## PROBLEM TO WORK ON
Find each line that has the string "value" and give the total, with nothing else.

## Source records
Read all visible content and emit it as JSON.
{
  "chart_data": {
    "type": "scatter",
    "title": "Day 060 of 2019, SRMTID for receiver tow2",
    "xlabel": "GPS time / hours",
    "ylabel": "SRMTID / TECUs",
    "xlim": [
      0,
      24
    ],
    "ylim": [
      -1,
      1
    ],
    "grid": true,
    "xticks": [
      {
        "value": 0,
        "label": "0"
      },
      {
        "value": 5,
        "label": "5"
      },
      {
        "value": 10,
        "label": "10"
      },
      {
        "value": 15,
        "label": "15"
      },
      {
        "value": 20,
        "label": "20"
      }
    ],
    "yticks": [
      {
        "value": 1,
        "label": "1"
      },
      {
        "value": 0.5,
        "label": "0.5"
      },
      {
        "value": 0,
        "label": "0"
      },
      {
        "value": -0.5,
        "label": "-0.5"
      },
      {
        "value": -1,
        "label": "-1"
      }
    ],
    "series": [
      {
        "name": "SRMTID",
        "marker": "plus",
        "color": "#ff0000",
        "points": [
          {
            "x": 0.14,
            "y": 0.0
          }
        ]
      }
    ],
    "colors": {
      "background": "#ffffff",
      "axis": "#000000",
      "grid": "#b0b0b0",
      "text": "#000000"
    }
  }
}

## EXPECTED OUTPUT
10